AIM OF THE TASK
Each record below should appear again exactly as written.

RECORDED DATA
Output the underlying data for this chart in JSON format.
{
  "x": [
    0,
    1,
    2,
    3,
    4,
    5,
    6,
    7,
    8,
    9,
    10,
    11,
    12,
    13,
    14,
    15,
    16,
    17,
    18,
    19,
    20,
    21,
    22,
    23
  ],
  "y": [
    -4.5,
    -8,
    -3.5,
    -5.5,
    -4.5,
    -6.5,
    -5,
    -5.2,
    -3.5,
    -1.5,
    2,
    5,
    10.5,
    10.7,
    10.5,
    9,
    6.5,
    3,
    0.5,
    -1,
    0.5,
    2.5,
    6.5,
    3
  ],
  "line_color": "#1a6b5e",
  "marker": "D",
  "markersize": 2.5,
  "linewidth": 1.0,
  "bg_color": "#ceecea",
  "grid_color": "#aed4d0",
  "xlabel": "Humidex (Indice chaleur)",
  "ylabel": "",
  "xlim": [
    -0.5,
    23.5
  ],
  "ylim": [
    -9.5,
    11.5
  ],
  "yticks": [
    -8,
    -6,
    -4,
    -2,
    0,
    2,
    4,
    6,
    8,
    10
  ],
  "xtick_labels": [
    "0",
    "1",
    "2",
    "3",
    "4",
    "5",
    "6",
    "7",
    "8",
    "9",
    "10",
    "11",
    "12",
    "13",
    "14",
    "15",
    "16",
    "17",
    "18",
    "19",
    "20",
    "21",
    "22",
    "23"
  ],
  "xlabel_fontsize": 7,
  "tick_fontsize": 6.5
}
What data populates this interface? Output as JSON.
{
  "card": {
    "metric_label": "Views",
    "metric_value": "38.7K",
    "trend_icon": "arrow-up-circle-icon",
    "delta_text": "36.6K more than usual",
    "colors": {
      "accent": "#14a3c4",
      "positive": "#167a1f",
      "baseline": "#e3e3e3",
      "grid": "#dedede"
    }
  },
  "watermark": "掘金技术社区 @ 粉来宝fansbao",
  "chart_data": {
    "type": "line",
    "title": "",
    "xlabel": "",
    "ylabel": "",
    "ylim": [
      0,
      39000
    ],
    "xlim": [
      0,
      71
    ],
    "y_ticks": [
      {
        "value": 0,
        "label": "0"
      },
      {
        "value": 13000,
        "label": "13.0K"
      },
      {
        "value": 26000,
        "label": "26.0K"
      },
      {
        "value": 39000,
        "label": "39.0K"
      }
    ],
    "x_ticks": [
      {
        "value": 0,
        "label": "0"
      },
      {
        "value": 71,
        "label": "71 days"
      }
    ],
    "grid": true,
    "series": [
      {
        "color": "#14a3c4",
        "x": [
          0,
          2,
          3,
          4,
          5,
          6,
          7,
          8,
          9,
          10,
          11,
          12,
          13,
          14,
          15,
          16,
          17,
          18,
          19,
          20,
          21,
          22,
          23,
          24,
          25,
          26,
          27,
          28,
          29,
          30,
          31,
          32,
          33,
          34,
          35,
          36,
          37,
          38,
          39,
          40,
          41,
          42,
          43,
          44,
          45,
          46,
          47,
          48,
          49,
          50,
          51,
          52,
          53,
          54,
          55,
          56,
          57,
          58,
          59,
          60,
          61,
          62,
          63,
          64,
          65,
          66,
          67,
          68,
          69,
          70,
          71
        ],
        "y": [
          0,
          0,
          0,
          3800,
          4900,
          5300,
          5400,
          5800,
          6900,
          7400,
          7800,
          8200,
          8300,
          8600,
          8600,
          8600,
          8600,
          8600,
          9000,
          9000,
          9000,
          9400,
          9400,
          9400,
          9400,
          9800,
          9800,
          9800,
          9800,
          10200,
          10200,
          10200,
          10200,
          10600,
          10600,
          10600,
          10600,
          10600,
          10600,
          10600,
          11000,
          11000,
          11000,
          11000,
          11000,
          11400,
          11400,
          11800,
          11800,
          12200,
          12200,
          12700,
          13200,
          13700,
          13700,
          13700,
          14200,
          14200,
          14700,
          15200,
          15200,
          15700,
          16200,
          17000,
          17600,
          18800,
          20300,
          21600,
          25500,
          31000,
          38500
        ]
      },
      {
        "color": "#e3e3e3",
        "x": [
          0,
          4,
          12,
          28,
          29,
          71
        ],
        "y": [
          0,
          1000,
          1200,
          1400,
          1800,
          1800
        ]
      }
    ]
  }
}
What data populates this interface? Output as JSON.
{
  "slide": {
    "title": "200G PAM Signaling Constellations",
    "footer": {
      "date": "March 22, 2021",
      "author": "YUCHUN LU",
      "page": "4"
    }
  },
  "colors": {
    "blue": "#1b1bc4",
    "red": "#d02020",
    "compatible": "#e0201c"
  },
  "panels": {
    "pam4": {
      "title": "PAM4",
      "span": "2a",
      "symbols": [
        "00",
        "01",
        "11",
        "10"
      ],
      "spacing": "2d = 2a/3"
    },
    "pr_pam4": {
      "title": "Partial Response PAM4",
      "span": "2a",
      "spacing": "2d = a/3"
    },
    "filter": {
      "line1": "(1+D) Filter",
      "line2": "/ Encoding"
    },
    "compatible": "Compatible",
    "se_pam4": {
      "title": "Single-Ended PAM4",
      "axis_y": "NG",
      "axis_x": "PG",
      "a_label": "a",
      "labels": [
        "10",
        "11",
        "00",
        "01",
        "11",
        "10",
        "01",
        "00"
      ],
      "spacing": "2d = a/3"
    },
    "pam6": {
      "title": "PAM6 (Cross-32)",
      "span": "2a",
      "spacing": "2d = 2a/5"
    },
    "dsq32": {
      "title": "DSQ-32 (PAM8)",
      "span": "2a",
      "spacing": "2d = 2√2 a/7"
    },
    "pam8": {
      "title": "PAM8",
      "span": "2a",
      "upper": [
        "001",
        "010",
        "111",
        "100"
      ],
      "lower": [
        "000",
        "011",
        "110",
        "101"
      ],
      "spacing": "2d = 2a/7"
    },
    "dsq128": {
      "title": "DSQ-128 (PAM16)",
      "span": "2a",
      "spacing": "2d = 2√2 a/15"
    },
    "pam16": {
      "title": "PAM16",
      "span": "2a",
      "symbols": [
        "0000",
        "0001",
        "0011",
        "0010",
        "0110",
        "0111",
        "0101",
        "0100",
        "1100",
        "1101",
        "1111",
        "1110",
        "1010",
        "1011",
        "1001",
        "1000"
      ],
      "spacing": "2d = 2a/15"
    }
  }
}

EXERCISE OUTPUT
Output the underlying data for this chart in JSON format.
{
  "x": [
    0,
    1,
    2,
    3,
    4,
    5,
    6,
    7,
    8,
    9,
    10,
    11,
    12,
    13,
    14,
    15,
    16,
    17,
    18,
    19,
    20,
    21,
    22,
    23
  ],
  "y": [
    -4.5,
    -8,
    -3.5,
    -5.5,
    -4.5,
    -6.5,
    -5,
    -5.2,
    -3.5,
    -1.5,
    2,
    5,
    10.5,
    10.7,
    10.5,
    9,
    6.5,
    3,
    0.5,
    -1,
    0.5,
    2.5,
    6.5,
    3
  ],
  "line_color": "#1a6b5e",
  "marker": "D",
  "markersize": 2.5,
  "linewidth": 1.0,
  "bg_color": "#ceecea",
  "grid_color": "#aed4d0",
  "xlabel": "Humidex (Indice chaleur)",
  "ylabel": "",
  "xlim": [
    -0.5,
    23.5
  ],
  "ylim": [
    -9.5,
    11.5
  ],
  "yticks": [
    -8,
    -6,
    -4,
    -2,
    0,
    2,
    4,
    6,
    8,
    10
  ],
  "xtick_labels": [
    "0",
    "1",
    "2",
    "3",
    "4",
    "5",
    "6",
    "7",
    "8",
    "9",
    "10",
    "11",
    "12",
    "13",
    "14",
    "15",
    "16",
    "17",
    "18",
    "19",
    "20",
    "21",
    "22",
    "23"
  ],
  "xlabel_fontsize": 7,
  "tick_fontsize": 6.5
}
What data populates this interface? Output as JSON.
{
  "card": {
    "metric_label": "Views",
    "metric_value": "38.7K",
    "trend_icon": "arrow-up-circle-icon",
    "delta_text": "36.6K more than usual",
    "colors": {
      "accent": "#14a3c4",
      "positive": "#167a1f",
      "baseline": "#e3e3e3",
      "grid": "#dedede"
    }
  },
  "watermark": "掘金技术社区 @ 粉来宝fansbao",
  "chart_data": {
    "type": "line",
    "title": "",
    "xlabel": "",
    "ylabel": "",
    "ylim": [
      0,
      39000
    ],
    "xlim": [
      0,
      71
    ],
    "y_ticks": [
      {
        "value": 0,
        "label": "0"
      },
      {
        "value": 13000,
        "label": "13.0K"
      },
      {
        "value": 26000,
        "label": "26.0K"
      },
      {
        "value": 39000,
        "label": "39.0K"
      }
    ],
    "x_ticks": [
      {
        "value": 0,
        "label": "0"
      },
      {
        "value": 71,
        "label": "71 days"
      }
    ],
    "grid": true,
    "series": [
      {
        "color": "#14a3c4",
        "x": [
          0,
          2,
          3,
          4,
          5,
          6,
          7,
          8,
          9,
          10,
          11,
          12,
          13,
          14,
          15,
          16,
          17,
          18,
          19,
          20,
          21,
          22,
          23,
          24,
          25,
          26,
          27,
          28,
          29,
          30,
          31,
          32,
          33,
          34,
          35,
          36,
          37,
          38,
          39,
          40,
          41,
          42,
          43,
          44,
          45,
          46,
          47,
          48,
          49,
          50,
          51,
          52,
          53,
          54,
          55,
          56,
          57,
          58,
          59,
          60,
          61,
          62,
          63,
          64,
          65,
          66,
          67,
          68,
          69,
          70,
          71
        ],
        "y": [
          0,
          0,
          0,
          3800,
          4900,
          5300,
          5400,
          5800,
          6900,
          7400,
          7800,
          8200,
          8300,
          8600,
          8600,
          8600,
          8600,
          8600,
          9000,
          9000,
          9000,
          9400,
          9400,
          9400,
          9400,
          9800,
          9800,
          9800,
          9800,
          10200,
          10200,
          10200,
          10200,
          10600,
          10600,
          10600,
          10600,
          10600,
          10600,
          10600,
          11000,
          11000,
          11000,
          11000,
          11000,
          11400,
          11400,
          11800,
          11800,
          12200,
          12200,
          12700,
          13200,
          13700,
          13700,
          13700,
          14200,
          14200,
          14700,
          15200,
          15200,
          15700,
          16200,
          17000,
          17600,
          18800,
          20300,
          21600,
          25500,
          31000,
          38500
        ]
      },
      {
        "color": "#e3e3e3",
        "x": [
          0,
          4,
          12,
          28,
          29,
          71
        ],
        "y": [
          0,
          1000,
          1200,
          1400,
          1800,
          1800
        ]
      }
    ]
  }
}
What data populates this interface? Output as JSON.
{
  "slide": {
    "title": "200G PAM Signaling Constellations",
    "footer": {
      "date": "March 22, 2021",
      "author": "YUCHUN LU",
      "page": "4"
    }
  },
  "colors": {
    "blue": "#1b1bc4",
    "red": "#d02020",
    "compatible": "#e0201c"
  },
  "panels": {
    "pam4": {
      "title": "PAM4",
      "span": "2a",
      "symbols": [
        "00",
        "01",
        "11",
        "10"
      ],
      "spacing": "2d = 2a/3"
    },
    "pr_pam4": {
      "title": "Partial Response PAM4",
      "span": "2a",
      "spacing": "2d = a/3"
    },
    "filter": {
      "line1": "(1+D) Filter",
      "line2": "/ Encoding"
    },
    "compatible": "Compatible",
    "se_pam4": {
      "title": "Single-Ended PAM4",
      "axis_y": "NG",
      "axis_x": "PG",
      "a_label": "a",
      "labels": [
        "10",
        "11",
        "00",
        "01",
        "11",
        "10",
        "01",
        "00"
      ],
      "spacing": "2d = a/3"
    },
    "pam6": {
      "title": "PAM6 (Cross-32)",
      "span": "2a",
      "spacing": "2d = 2a/5"
    },
    "dsq32": {
      "title": "DSQ-32 (PAM8)",
      "span": "2a",
      "spacing": "2d = 2√2 a/7"
    },
    "pam8": {
      "title": "PAM8",
      "span": "2a",
      "upper": [
        "001",
        "010",
        "111",
        "100"
      ],
      "lower": [
        "000",
        "011",
        "110",
        "101"
      ],
      "spacing": "2d = 2a/7"
    },
    "dsq128": {
      "title": "DSQ-128 (PAM16)",
      "span": "2a",
      "spacing": "2d = 2√2 a/15"
    },
    "pam16": {
      "title": "PAM16",
      "span": "2a",
      "symbols": [
        "0000",
        "0001",
        "0011",
        "0010",
        "0110",
        "0111",
        "0101",
        "0100",
        "1100",
        "1101",
        "1111",
        "1110",
        "1010",
        "1011",
        "1001",
        "1000"
      ],
      "spacing": "2d = 2a/15"
    }
  }
}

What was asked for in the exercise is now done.